→ Problem statement
Nothing in the data should change when you return it, but leave the pictures out.

→ Dataset content
* Start *

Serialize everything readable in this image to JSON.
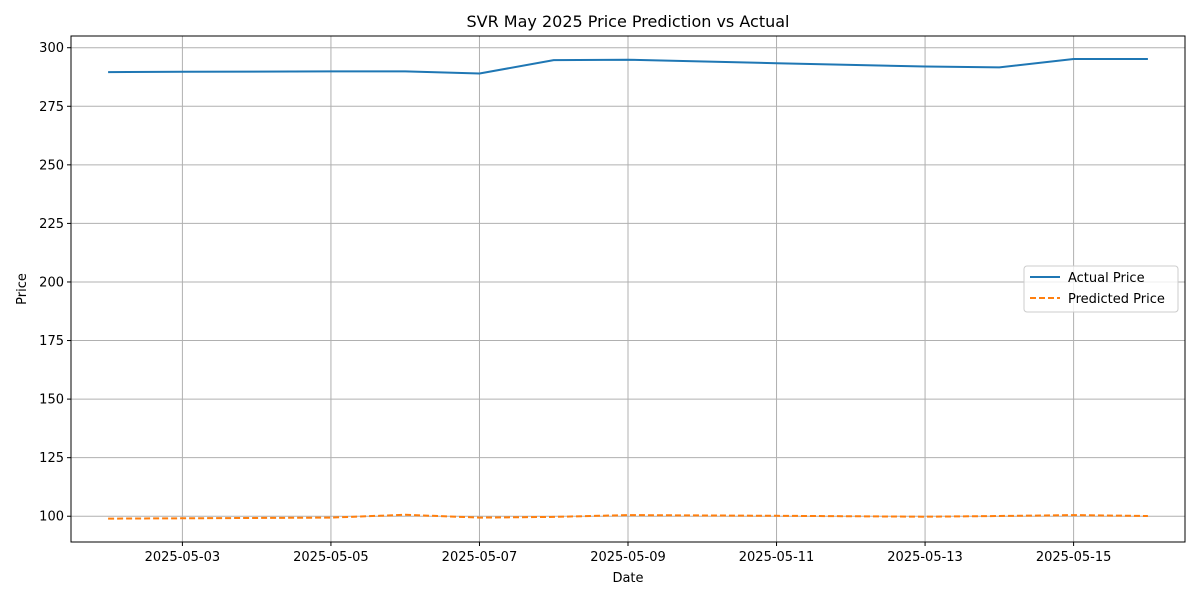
{
  "chart_data": {
    "type": "line",
    "title": "SVR May 2025 Price Prediction vs Actual",
    "xlabel": "Date",
    "ylabel": "Price",
    "x": [
      "2025-05-02",
      "2025-05-03",
      "2025-05-05",
      "2025-05-06",
      "2025-05-07",
      "2025-05-08",
      "2025-05-09",
      "2025-05-11",
      "2025-05-13",
      "2025-05-14",
      "2025-05-15",
      "2025-05-16"
    ],
    "xlim": [
      "2025-05-01T12:00",
      "2025-05-16T12:00"
    ],
    "ylim": [
      89,
      305
    ],
    "x_ticks": [
      "2025-05-03",
      "2025-05-05",
      "2025-05-07",
      "2025-05-09",
      "2025-05-11",
      "2025-05-13",
      "2025-05-15"
    ],
    "y_ticks": [
      100,
      125,
      150,
      175,
      200,
      225,
      250,
      275,
      300
    ],
    "grid": true,
    "legend_position": "center-right",
    "series": [
      {
        "name": "Actual Price",
        "style": "solid",
        "color": "#1f77b4",
        "values": [
          289.6,
          289.7,
          289.9,
          289.9,
          289.0,
          294.7,
          294.9,
          293.4,
          292.0,
          291.6,
          295.2,
          295.2
        ]
      },
      {
        "name": "Predicted Price",
        "style": "dashed",
        "color": "#ff7f0e",
        "values": [
          99.0,
          99.1,
          99.4,
          100.6,
          99.4,
          99.7,
          100.5,
          100.2,
          99.8,
          100.1,
          100.5,
          100.1
        ]
      }
    ]
  }
}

* End *

→ Task solution
Serialize everything readable in this image to JSON.
{
  "chart_data": {
    "type": "line",
    "title": "SVR May 2025 Price Prediction vs Actual",
    "xlabel": "Date",
    "ylabel": "Price",
    "x": [
      "2025-05-02",
      "2025-05-03",
      "2025-05-05",
      "2025-05-06",
      "2025-05-07",
      "2025-05-08",
      "2025-05-09",
      "2025-05-11",
      "2025-05-13",
      "2025-05-14",
      "2025-05-15",
      "2025-05-16"
    ],
    "xlim": [
      "2025-05-01T12:00",
      "2025-05-16T12:00"
    ],
    "ylim": [
      89,
      305
    ],
    "x_ticks": [
      "2025-05-03",
      "2025-05-05",
      "2025-05-07",
      "2025-05-09",
      "2025-05-11",
      "2025-05-13",
      "2025-05-15"
    ],
    "y_ticks": [
      100,
      125,
      150,
      175,
      200,
      225,
      250,
      275,
      300
    ],
    "grid": true,
    "legend_position": "center-right",
    "series": [
      {
        "name": "Actual Price",
        "style": "solid",
        "color": "#1f77b4",
        "values": [
          289.6,
          289.7,
          289.9,
          289.9,
          289.0,
          294.7,
          294.9,
          293.4,
          292.0,
          291.6,
          295.2,
          295.2
        ]
      },
      {
        "name": "Predicted Price",
        "style": "dashed",
        "color": "#ff7f0e",
        "values": [
          99.0,
          99.1,
          99.4,
          100.6,
          99.4,
          99.7,
          100.5,
          100.2,
          99.8,
          100.1,
          100.5,
          100.1
        ]
      }
    ]
  }
}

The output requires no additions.